Using the entries below, output exactly the line containing "Give me a plain-text" and all lines that follow it to the end.

— BEGIN Dataset —

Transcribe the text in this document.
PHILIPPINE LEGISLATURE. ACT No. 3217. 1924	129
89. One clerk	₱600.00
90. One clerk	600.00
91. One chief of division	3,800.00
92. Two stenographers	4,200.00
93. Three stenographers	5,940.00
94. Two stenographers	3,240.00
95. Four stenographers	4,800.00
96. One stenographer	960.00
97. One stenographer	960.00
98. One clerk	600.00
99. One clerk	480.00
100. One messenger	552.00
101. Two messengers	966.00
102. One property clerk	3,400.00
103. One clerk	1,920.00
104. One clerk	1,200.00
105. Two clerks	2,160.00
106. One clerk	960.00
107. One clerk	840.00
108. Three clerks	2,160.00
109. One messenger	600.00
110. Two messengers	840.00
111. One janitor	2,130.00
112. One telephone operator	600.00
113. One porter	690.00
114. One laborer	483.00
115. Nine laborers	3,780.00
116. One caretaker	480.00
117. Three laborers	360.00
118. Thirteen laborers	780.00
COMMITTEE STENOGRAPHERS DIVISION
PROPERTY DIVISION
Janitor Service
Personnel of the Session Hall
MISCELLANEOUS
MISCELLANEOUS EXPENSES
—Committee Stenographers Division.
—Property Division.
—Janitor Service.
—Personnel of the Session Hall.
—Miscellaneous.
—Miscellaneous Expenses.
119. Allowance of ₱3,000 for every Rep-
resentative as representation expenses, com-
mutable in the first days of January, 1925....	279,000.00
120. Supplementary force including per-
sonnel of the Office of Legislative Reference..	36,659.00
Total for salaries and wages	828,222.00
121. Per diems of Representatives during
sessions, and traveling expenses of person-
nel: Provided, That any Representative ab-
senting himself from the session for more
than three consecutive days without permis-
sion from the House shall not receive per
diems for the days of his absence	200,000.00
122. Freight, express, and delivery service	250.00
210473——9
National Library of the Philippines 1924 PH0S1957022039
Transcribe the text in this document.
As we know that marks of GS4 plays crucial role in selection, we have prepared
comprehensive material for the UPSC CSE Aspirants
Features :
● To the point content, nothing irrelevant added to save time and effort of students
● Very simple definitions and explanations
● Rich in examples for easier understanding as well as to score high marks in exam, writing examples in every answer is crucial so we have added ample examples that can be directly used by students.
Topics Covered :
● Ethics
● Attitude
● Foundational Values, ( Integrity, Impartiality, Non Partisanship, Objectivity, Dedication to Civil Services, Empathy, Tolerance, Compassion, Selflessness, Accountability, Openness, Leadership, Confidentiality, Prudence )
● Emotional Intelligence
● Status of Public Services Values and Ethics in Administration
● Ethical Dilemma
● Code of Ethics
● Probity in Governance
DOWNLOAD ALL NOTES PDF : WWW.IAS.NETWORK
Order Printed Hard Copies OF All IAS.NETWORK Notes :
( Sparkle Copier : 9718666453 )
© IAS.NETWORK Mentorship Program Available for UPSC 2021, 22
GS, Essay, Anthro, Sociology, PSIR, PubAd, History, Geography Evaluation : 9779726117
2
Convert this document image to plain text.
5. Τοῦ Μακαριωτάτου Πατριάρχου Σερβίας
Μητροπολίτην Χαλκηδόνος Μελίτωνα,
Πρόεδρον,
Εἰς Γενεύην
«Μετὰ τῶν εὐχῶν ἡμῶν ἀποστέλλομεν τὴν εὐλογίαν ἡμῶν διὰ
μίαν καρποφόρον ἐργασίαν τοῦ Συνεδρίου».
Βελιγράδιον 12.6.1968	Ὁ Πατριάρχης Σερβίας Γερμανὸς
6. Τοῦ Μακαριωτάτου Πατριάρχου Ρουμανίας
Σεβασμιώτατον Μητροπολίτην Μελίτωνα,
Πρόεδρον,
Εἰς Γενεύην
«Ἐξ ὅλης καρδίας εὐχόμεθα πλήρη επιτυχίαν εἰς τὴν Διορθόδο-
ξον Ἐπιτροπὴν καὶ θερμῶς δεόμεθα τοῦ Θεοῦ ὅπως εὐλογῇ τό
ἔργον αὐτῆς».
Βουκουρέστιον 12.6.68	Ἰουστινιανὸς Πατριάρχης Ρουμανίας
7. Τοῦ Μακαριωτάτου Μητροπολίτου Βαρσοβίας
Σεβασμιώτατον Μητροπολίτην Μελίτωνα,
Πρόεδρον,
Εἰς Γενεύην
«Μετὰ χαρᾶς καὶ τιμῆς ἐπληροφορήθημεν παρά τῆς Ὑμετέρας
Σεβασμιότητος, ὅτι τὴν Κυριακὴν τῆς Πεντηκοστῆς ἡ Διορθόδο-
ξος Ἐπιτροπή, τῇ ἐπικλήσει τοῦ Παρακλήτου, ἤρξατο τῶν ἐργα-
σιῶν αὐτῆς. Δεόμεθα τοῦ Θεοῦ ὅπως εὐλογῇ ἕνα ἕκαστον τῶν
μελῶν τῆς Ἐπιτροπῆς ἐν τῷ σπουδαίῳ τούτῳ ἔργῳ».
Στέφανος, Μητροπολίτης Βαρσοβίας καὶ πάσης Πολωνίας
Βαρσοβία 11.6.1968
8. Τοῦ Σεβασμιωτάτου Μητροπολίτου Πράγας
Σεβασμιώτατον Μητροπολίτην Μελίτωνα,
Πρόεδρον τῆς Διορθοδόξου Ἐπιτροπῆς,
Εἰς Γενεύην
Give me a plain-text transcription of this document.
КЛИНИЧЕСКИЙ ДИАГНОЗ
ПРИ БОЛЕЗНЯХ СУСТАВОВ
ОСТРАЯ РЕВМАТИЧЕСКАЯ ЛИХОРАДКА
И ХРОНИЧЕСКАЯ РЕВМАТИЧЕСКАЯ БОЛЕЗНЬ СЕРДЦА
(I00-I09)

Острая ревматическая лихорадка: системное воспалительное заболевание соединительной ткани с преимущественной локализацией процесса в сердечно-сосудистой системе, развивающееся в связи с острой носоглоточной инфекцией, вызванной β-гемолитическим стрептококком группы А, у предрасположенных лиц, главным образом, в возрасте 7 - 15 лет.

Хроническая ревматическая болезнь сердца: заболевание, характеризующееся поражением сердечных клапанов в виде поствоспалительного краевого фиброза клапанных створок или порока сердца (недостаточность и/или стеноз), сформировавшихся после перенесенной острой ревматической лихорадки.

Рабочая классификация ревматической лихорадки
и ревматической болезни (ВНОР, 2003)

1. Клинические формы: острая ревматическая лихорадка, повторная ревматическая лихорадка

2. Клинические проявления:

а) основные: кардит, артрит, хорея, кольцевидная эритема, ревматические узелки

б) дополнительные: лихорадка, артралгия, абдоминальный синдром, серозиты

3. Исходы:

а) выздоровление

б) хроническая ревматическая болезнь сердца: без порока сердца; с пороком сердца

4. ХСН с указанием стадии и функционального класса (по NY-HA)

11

— END Dataset —

**Worked solution**
Give me a plain-text transcription of this document.
КЛИНИЧЕСКИЙ ДИАГНОЗ
ПРИ БОЛЕЗНЯХ СУСТАВОВ
ОСТРАЯ РЕВМАТИЧЕСКАЯ ЛИХОРАДКА
И ХРОНИЧЕСКАЯ РЕВМАТИЧЕСКАЯ БОЛЕЗНЬ СЕРДЦА
(I00-I09)

Острая ревматическая лихорадка: системное воспалительное заболевание соединительной ткани с преимущественной локализацией процесса в сердечно-сосудистой системе, развивающееся в связи с острой носоглоточной инфекцией, вызванной β-гемолитическим стрептококком группы А, у предрасположенных лиц, главным образом, в возрасте 7 - 15 лет.

Хроническая ревматическая болезнь сердца: заболевание, характеризующееся поражением сердечных клапанов в виде поствоспалительного краевого фиброза клапанных створок или порока сердца (недостаточность и/или стеноз), сформировавшихся после перенесенной острой ревматической лихорадки.

Рабочая классификация ревматической лихорадки
и ревматической болезни (ВНОР, 2003)

1. Клинические формы: острая ревматическая лихорадка, повторная ревматическая лихорадка

2. Клинические проявления:

а) основные: кардит, артрит, хорея, кольцевидная эритема, ревматические узелки

б) дополнительные: лихорадка, артралгия, абдоминальный синдром, серозиты

3. Исходы:

а) выздоровление

б) хроническая ревматическая болезнь сердца: без порока сердца; с пороком сердца

4. ХСН с указанием стадии и функционального класса (по NY-HA)

11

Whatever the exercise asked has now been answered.